## Work task:
Write out the full listing again. Make no alterations.

## Input data:
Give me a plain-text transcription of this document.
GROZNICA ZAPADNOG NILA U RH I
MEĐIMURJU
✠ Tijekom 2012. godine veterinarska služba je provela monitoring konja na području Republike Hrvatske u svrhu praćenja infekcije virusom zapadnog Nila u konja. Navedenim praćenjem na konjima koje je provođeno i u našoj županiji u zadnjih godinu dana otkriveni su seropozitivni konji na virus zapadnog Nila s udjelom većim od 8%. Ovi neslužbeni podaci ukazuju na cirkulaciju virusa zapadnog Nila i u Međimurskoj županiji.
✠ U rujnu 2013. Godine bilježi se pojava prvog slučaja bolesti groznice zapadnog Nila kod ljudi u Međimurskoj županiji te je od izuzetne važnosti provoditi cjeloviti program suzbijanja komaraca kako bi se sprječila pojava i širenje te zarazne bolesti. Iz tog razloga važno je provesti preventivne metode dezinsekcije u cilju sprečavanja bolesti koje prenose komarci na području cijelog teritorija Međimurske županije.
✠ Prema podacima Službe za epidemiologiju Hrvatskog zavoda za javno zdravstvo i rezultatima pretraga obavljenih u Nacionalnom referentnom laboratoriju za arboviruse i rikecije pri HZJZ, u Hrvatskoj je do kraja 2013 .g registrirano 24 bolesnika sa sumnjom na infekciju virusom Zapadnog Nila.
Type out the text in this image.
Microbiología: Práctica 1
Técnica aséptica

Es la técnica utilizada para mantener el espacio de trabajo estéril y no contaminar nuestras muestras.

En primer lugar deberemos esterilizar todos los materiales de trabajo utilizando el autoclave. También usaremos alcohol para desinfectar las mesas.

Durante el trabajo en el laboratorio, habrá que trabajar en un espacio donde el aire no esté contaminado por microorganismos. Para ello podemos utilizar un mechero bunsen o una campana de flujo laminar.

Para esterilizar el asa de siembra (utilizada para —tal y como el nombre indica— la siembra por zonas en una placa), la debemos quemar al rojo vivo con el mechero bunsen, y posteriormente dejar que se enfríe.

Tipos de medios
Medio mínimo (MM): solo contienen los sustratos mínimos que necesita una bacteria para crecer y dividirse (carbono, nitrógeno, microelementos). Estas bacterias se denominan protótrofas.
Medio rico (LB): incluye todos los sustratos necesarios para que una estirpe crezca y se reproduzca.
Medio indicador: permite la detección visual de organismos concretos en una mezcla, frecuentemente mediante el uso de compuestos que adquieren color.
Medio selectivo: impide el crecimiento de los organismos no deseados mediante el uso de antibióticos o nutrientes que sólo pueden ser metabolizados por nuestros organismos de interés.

## Task answer:
Give me a plain-text transcription of this document.
GROZNICA ZAPADNOG NILA U RH I
MEĐIMURJU
✠ Tijekom 2012. godine veterinarska služba je provela monitoring konja na području Republike Hrvatske u svrhu praćenja infekcije virusom zapadnog Nila u konja. Navedenim praćenjem na konjima koje je provođeno i u našoj županiji u zadnjih godinu dana otkriveni su seropozitivni konji na virus zapadnog Nila s udjelom većim od 8%. Ovi neslužbeni podaci ukazuju na cirkulaciju virusa zapadnog Nila i u Međimurskoj županiji.
✠ U rujnu 2013. Godine bilježi se pojava prvog slučaja bolesti groznice zapadnog Nila kod ljudi u Međimurskoj županiji te je od izuzetne važnosti provoditi cjeloviti program suzbijanja komaraca kako bi se sprječila pojava i širenje te zarazne bolesti. Iz tog razloga važno je provesti preventivne metode dezinsekcije u cilju sprečavanja bolesti koje prenose komarci na području cijelog teritorija Međimurske županije.
✠ Prema podacima Službe za epidemiologiju Hrvatskog zavoda za javno zdravstvo i rezultatima pretraga obavljenih u Nacionalnom referentnom laboratoriju za arboviruse i rikecije pri HZJZ, u Hrvatskoj je do kraja 2013 .g registrirano 24 bolesnika sa sumnjom na infekciju virusom Zapadnog Nila.
Type out the text in this image.
Microbiología: Práctica 1
Técnica aséptica

Es la técnica utilizada para mantener el espacio de trabajo estéril y no contaminar nuestras muestras.

En primer lugar deberemos esterilizar todos los materiales de trabajo utilizando el autoclave. También usaremos alcohol para desinfectar las mesas.

Durante el trabajo en el laboratorio, habrá que trabajar en un espacio donde el aire no esté contaminado por microorganismos. Para ello podemos utilizar un mechero bunsen o una campana de flujo laminar.

Para esterilizar el asa de siembra (utilizada para —tal y como el nombre indica— la siembra por zonas en una placa), la debemos quemar al rojo vivo con el mechero bunsen, y posteriormente dejar que se enfríe.

Tipos de medios
Medio mínimo (MM): solo contienen los sustratos mínimos que necesita una bacteria para crecer y dividirse (carbono, nitrógeno, microelementos). Estas bacterias se denominan protótrofas.
Medio rico (LB): incluye todos los sustratos necesarios para que una estirpe crezca y se reproduzca.
Medio indicador: permite la detección visual de organismos concretos en una mezcla, frecuentemente mediante el uso de compuestos que adquieren color.
Medio selectivo: impide el crecimiento de los organismos no deseados mediante el uso de antibióticos o nutrientes que sólo pueden ser metabolizados por nuestros organismos de interés.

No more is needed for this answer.